In the records below, locate the line containing "Enumerate this screenshot's", then output that line and all later lines exactly, through the last one.

● EXERCISE INPUTS:
* * * * *

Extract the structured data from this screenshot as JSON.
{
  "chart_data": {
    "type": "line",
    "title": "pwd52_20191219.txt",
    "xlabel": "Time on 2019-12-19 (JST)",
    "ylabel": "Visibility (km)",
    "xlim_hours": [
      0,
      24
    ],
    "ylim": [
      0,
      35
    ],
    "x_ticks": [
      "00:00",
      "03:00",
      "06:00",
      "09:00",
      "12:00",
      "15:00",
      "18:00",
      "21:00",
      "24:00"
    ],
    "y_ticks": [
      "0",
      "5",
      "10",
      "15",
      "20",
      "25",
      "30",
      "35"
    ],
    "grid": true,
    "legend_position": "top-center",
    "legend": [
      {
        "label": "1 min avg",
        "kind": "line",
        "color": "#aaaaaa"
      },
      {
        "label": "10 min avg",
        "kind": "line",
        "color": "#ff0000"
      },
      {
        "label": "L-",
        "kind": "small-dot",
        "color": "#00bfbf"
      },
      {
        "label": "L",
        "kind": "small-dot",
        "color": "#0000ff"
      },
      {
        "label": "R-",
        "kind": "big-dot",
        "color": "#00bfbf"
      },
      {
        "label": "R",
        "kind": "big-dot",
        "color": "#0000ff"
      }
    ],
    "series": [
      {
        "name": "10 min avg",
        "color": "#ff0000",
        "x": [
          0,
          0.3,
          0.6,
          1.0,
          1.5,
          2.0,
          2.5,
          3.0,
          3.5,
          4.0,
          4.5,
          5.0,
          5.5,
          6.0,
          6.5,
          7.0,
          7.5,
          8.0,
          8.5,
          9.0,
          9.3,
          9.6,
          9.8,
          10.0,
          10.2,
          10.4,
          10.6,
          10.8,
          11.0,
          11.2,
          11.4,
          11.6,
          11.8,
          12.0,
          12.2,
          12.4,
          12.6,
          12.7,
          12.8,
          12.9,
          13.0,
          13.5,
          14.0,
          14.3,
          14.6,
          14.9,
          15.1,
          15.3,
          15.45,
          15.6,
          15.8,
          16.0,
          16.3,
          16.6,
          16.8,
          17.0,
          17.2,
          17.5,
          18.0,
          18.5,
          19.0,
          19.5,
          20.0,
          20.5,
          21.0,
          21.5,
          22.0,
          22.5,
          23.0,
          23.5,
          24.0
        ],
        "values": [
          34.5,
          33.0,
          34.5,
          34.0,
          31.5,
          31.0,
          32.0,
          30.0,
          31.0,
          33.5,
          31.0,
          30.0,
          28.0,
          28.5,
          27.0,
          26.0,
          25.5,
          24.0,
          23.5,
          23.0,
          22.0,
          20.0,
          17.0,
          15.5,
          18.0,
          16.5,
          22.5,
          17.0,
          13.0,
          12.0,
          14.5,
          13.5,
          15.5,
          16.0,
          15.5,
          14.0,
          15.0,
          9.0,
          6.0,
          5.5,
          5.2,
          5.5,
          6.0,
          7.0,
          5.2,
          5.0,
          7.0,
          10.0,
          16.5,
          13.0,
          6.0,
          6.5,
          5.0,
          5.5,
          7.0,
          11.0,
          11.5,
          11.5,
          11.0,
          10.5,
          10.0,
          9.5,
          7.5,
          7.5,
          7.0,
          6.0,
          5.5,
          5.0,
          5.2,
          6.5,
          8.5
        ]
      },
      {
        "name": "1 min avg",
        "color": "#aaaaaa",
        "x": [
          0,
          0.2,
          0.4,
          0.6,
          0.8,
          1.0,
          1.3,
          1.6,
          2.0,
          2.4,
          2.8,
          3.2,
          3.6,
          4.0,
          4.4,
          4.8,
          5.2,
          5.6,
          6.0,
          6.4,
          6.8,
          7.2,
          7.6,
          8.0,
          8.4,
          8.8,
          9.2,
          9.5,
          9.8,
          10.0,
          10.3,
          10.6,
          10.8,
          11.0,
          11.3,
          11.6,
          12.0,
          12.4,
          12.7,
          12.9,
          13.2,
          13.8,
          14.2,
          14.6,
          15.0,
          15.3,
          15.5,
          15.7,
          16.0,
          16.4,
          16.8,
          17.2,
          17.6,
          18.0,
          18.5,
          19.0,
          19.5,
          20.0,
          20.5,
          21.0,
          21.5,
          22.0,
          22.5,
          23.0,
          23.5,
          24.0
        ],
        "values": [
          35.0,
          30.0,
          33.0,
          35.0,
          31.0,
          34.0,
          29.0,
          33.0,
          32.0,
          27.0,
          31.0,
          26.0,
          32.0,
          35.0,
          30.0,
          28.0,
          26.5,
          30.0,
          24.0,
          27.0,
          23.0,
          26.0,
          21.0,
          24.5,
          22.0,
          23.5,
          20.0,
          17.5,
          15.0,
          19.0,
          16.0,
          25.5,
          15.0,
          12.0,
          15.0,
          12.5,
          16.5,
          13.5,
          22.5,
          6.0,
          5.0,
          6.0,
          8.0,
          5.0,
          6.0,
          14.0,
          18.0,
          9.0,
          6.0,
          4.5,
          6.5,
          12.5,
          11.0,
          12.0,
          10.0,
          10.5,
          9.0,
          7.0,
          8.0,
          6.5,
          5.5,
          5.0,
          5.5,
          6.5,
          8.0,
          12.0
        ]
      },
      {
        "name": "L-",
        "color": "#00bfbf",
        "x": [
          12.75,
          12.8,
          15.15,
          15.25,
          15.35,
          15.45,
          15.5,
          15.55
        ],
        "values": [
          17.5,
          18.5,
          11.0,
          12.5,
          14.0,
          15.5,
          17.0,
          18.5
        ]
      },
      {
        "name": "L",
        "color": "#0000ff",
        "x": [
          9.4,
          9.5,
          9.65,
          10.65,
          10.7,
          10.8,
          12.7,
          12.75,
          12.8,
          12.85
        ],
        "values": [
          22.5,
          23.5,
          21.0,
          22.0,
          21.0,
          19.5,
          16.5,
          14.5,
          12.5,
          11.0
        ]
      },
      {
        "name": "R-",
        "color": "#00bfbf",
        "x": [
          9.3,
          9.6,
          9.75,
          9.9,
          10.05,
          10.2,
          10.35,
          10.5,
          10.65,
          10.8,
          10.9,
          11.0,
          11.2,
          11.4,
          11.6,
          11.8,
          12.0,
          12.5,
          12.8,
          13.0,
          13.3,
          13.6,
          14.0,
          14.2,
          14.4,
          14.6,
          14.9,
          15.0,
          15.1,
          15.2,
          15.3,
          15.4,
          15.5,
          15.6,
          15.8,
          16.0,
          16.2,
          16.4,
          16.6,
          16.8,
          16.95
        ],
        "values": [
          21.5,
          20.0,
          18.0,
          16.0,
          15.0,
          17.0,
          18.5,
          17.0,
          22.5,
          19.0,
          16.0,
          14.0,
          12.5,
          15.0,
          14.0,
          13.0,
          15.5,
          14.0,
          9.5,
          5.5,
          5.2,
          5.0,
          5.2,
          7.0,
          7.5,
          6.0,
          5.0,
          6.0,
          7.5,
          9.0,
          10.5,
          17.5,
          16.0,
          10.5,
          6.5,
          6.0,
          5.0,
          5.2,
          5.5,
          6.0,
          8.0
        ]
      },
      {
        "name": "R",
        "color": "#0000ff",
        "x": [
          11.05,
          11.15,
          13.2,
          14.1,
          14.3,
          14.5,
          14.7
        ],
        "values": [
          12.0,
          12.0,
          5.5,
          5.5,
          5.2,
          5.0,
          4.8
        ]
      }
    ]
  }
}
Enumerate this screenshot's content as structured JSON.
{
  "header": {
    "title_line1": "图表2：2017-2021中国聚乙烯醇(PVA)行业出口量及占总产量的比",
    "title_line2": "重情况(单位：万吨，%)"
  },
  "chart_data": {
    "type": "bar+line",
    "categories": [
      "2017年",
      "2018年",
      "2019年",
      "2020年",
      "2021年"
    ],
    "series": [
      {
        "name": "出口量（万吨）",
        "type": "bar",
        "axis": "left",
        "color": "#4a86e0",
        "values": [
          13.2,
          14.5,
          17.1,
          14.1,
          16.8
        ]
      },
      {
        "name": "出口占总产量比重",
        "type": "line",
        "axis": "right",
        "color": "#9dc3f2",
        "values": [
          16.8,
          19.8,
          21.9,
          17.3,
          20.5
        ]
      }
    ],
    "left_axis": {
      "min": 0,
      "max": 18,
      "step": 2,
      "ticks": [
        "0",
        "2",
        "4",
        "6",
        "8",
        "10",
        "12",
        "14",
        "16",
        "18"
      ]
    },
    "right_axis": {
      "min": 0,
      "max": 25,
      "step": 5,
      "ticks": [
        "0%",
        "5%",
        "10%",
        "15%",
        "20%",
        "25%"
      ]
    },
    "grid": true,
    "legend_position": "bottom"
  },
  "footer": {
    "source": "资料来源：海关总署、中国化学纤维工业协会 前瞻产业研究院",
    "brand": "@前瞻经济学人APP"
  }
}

* * * * *

● REPLY TO THE EXERCISE:
Enumerate this screenshot's content as structured JSON.
{
  "header": {
    "title_line1": "图表2：2017-2021中国聚乙烯醇(PVA)行业出口量及占总产量的比",
    "title_line2": "重情况(单位：万吨，%)"
  },
  "chart_data": {
    "type": "bar+line",
    "categories": [
      "2017年",
      "2018年",
      "2019年",
      "2020年",
      "2021年"
    ],
    "series": [
      {
        "name": "出口量（万吨）",
        "type": "bar",
        "axis": "left",
        "color": "#4a86e0",
        "values": [
          13.2,
          14.5,
          17.1,
          14.1,
          16.8
        ]
      },
      {
        "name": "出口占总产量比重",
        "type": "line",
        "axis": "right",
        "color": "#9dc3f2",
        "values": [
          16.8,
          19.8,
          21.9,
          17.3,
          20.5
        ]
      }
    ],
    "left_axis": {
      "min": 0,
      "max": 18,
      "step": 2,
      "ticks": [
        "0",
        "2",
        "4",
        "6",
        "8",
        "10",
        "12",
        "14",
        "16",
        "18"
      ]
    },
    "right_axis": {
      "min": 0,
      "max": 25,
      "step": 5,
      "ticks": [
        "0%",
        "5%",
        "10%",
        "15%",
        "20%",
        "25%"
      ]
    },
    "grid": true,
    "legend_position": "bottom"
  },
  "footer": {
    "source": "资料来源：海关总署、中国化学纤维工业协会 前瞻产业研究院",
    "brand": "@前瞻经济学人APP"
  }
}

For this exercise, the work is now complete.